What you are asked to do: Below you will find a set of lines. Repeat them all exactly.

Listed entries:
★ ★ ★ ★ ★ ★ ★
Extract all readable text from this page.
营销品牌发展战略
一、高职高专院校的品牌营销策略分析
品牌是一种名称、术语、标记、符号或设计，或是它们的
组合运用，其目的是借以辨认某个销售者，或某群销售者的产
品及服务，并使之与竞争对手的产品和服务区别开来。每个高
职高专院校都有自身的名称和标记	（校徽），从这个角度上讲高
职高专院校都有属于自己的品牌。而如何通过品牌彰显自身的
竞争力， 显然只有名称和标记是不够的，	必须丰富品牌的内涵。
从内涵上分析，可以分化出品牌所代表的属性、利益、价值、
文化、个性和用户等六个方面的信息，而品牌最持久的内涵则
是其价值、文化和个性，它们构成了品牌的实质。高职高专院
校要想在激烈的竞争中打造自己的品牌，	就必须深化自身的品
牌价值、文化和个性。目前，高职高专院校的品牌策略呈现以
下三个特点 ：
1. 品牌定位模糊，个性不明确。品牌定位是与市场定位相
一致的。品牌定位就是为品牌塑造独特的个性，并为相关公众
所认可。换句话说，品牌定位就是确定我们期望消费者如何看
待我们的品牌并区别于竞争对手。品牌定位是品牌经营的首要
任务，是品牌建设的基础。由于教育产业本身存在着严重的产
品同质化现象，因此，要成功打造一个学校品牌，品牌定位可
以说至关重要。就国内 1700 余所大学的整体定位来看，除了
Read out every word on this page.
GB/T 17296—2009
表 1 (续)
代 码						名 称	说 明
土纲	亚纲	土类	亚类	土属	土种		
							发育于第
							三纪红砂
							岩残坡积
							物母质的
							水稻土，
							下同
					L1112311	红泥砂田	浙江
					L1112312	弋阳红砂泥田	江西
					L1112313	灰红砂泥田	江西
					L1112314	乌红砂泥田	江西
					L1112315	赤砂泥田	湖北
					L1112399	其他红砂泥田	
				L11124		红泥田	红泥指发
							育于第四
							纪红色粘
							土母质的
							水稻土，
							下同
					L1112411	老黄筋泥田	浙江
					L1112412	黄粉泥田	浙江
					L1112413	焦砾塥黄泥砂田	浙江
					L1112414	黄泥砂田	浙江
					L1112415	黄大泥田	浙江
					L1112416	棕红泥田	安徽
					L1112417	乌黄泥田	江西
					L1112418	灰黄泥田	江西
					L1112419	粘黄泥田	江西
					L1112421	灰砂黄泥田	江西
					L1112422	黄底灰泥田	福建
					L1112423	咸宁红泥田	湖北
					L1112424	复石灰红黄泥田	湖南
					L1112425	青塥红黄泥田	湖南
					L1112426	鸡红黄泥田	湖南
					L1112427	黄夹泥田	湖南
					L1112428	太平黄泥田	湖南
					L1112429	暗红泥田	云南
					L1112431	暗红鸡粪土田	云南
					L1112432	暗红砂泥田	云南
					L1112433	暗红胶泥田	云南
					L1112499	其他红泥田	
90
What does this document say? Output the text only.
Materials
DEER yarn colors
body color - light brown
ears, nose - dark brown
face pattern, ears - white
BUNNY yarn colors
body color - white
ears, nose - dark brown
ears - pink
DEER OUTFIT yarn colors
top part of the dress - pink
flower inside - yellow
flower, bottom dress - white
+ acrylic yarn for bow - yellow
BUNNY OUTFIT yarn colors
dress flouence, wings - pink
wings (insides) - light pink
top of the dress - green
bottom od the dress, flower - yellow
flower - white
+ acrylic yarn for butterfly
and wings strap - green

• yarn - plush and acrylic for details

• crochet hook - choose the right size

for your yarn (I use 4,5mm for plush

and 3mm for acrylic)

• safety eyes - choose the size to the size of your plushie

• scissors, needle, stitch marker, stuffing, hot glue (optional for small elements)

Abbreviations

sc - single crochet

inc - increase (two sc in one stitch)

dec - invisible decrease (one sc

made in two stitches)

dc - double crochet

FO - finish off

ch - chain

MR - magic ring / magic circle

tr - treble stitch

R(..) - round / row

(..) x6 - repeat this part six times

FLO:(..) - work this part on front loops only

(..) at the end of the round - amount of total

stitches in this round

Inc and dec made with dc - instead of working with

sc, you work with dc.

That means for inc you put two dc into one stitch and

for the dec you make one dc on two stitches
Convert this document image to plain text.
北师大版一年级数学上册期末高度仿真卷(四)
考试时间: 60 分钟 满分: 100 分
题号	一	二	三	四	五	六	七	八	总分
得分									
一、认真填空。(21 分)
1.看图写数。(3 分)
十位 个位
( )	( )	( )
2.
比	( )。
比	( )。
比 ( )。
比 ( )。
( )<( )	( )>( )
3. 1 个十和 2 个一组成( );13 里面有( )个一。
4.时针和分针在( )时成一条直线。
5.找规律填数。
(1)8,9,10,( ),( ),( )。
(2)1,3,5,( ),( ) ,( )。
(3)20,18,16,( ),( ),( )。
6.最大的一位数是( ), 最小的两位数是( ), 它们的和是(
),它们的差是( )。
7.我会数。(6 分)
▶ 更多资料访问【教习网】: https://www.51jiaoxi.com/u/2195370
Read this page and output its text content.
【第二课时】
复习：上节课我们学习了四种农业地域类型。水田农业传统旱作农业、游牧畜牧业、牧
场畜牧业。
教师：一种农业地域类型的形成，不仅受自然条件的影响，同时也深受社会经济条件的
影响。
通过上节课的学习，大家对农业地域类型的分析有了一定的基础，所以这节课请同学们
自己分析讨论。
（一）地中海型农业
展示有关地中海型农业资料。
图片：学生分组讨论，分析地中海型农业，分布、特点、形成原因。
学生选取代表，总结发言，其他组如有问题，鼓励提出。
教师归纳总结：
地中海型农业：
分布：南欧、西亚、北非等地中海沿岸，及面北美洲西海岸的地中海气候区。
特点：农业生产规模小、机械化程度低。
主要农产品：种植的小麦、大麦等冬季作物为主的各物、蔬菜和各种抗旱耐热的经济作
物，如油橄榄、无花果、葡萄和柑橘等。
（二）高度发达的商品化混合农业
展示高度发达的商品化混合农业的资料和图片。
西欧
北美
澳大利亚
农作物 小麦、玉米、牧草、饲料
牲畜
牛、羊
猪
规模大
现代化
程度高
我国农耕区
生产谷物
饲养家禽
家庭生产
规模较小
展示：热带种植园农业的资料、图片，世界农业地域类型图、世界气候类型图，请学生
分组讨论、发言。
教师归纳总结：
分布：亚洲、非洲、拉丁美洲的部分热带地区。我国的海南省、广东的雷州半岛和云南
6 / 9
★ ★ ★ ★ ★ ★ ★
Result:
Extract all readable text from this page.
营销品牌发展战略
一、高职高专院校的品牌营销策略分析
品牌是一种名称、术语、标记、符号或设计，或是它们的
组合运用，其目的是借以辨认某个销售者，或某群销售者的产
品及服务，并使之与竞争对手的产品和服务区别开来。每个高
职高专院校都有自身的名称和标记	（校徽），从这个角度上讲高
职高专院校都有属于自己的品牌。而如何通过品牌彰显自身的
竞争力， 显然只有名称和标记是不够的，	必须丰富品牌的内涵。
从内涵上分析，可以分化出品牌所代表的属性、利益、价值、
文化、个性和用户等六个方面的信息，而品牌最持久的内涵则
是其价值、文化和个性，它们构成了品牌的实质。高职高专院
校要想在激烈的竞争中打造自己的品牌，	就必须深化自身的品
牌价值、文化和个性。目前，高职高专院校的品牌策略呈现以
下三个特点 ：
1. 品牌定位模糊，个性不明确。品牌定位是与市场定位相
一致的。品牌定位就是为品牌塑造独特的个性，并为相关公众
所认可。换句话说，品牌定位就是确定我们期望消费者如何看
待我们的品牌并区别于竞争对手。品牌定位是品牌经营的首要
任务，是品牌建设的基础。由于教育产业本身存在着严重的产
品同质化现象，因此，要成功打造一个学校品牌，品牌定位可
以说至关重要。就国内 1700 余所大学的整体定位来看，除了
Read out every word on this page.
GB/T 17296—2009
表 1 (续)
代 码						名 称	说 明
土纲	亚纲	土类	亚类	土属	土种		
							发育于第
							三纪红砂
							岩残坡积
							物母质的
							水稻土，
							下同
					L1112311	红泥砂田	浙江
					L1112312	弋阳红砂泥田	江西
					L1112313	灰红砂泥田	江西
					L1112314	乌红砂泥田	江西
					L1112315	赤砂泥田	湖北
					L1112399	其他红砂泥田	
				L11124		红泥田	红泥指发
							育于第四
							纪红色粘
							土母质的
							水稻土，
							下同
					L1112411	老黄筋泥田	浙江
					L1112412	黄粉泥田	浙江
					L1112413	焦砾塥黄泥砂田	浙江
					L1112414	黄泥砂田	浙江
					L1112415	黄大泥田	浙江
					L1112416	棕红泥田	安徽
					L1112417	乌黄泥田	江西
					L1112418	灰黄泥田	江西
					L1112419	粘黄泥田	江西
					L1112421	灰砂黄泥田	江西
					L1112422	黄底灰泥田	福建
					L1112423	咸宁红泥田	湖北
					L1112424	复石灰红黄泥田	湖南
					L1112425	青塥红黄泥田	湖南
					L1112426	鸡红黄泥田	湖南
					L1112427	黄夹泥田	湖南
					L1112428	太平黄泥田	湖南
					L1112429	暗红泥田	云南
					L1112431	暗红鸡粪土田	云南
					L1112432	暗红砂泥田	云南
					L1112433	暗红胶泥田	云南
					L1112499	其他红泥田	
90
What does this document say? Output the text only.
Materials
DEER yarn colors
body color - light brown
ears, nose - dark brown
face pattern, ears - white
BUNNY yarn colors
body color - white
ears, nose - dark brown
ears - pink
DEER OUTFIT yarn colors
top part of the dress - pink
flower inside - yellow
flower, bottom dress - white
+ acrylic yarn for bow - yellow
BUNNY OUTFIT yarn colors
dress flouence, wings - pink
wings (insides) - light pink
top of the dress - green
bottom od the dress, flower - yellow
flower - white
+ acrylic yarn for butterfly
and wings strap - green

• yarn - plush and acrylic for details

• crochet hook - choose the right size

for your yarn (I use 4,5mm for plush

and 3mm for acrylic)

• safety eyes - choose the size to the size of your plushie

• scissors, needle, stitch marker, stuffing, hot glue (optional for small elements)

Abbreviations

sc - single crochet

inc - increase (two sc in one stitch)

dec - invisible decrease (one sc

made in two stitches)

dc - double crochet

FO - finish off

ch - chain

MR - magic ring / magic circle

tr - treble stitch

R(..) - round / row

(..) x6 - repeat this part six times

FLO:(..) - work this part on front loops only

(..) at the end of the round - amount of total

stitches in this round

Inc and dec made with dc - instead of working with

sc, you work with dc.

That means for inc you put two dc into one stitch and

for the dec you make one dc on two stitches
Convert this document image to plain text.
北师大版一年级数学上册期末高度仿真卷(四)
考试时间: 60 分钟 满分: 100 分
题号	一	二	三	四	五	六	七	八	总分
得分									
一、认真填空。(21 分)
1.看图写数。(3 分)
十位 个位
( )	( )	( )
2.
比	( )。
比	( )。
比 ( )。
比 ( )。
( )<( )	( )>( )
3. 1 个十和 2 个一组成( );13 里面有( )个一。
4.时针和分针在( )时成一条直线。
5.找规律填数。
(1)8,9,10,( ),( ),( )。
(2)1,3,5,( ),( ) ,( )。
(3)20,18,16,( ),( ),( )。
6.最大的一位数是( ), 最小的两位数是( ), 它们的和是(
),它们的差是( )。
7.我会数。(6 分)
▶ 更多资料访问【教习网】: https://www.51jiaoxi.com/u/2195370
Read this page and output its text content.
【第二课时】
复习：上节课我们学习了四种农业地域类型。水田农业传统旱作农业、游牧畜牧业、牧
场畜牧业。
教师：一种农业地域类型的形成，不仅受自然条件的影响，同时也深受社会经济条件的
影响。
通过上节课的学习，大家对农业地域类型的分析有了一定的基础，所以这节课请同学们
自己分析讨论。
（一）地中海型农业
展示有关地中海型农业资料。
图片：学生分组讨论，分析地中海型农业，分布、特点、形成原因。
学生选取代表，总结发言，其他组如有问题，鼓励提出。
教师归纳总结：
地中海型农业：
分布：南欧、西亚、北非等地中海沿岸，及面北美洲西海岸的地中海气候区。
特点：农业生产规模小、机械化程度低。
主要农产品：种植的小麦、大麦等冬季作物为主的各物、蔬菜和各种抗旱耐热的经济作
物，如油橄榄、无花果、葡萄和柑橘等。
（二）高度发达的商品化混合农业
展示高度发达的商品化混合农业的资料和图片。
西欧
北美
澳大利亚
农作物 小麦、玉米、牧草、饲料
牲畜
牛、羊
猪
规模大
现代化
程度高
我国农耕区
生产谷物
饲养家禽
家庭生产
规模较小
展示：热带种植园农业的资料、图片，世界农业地域类型图、世界气候类型图，请学生
分组讨论、发言。
教师归纳总结：
分布：亚洲、非洲、拉丁美洲的部分热带地区。我国的海南省、广东的雷州半岛和云南
6 / 9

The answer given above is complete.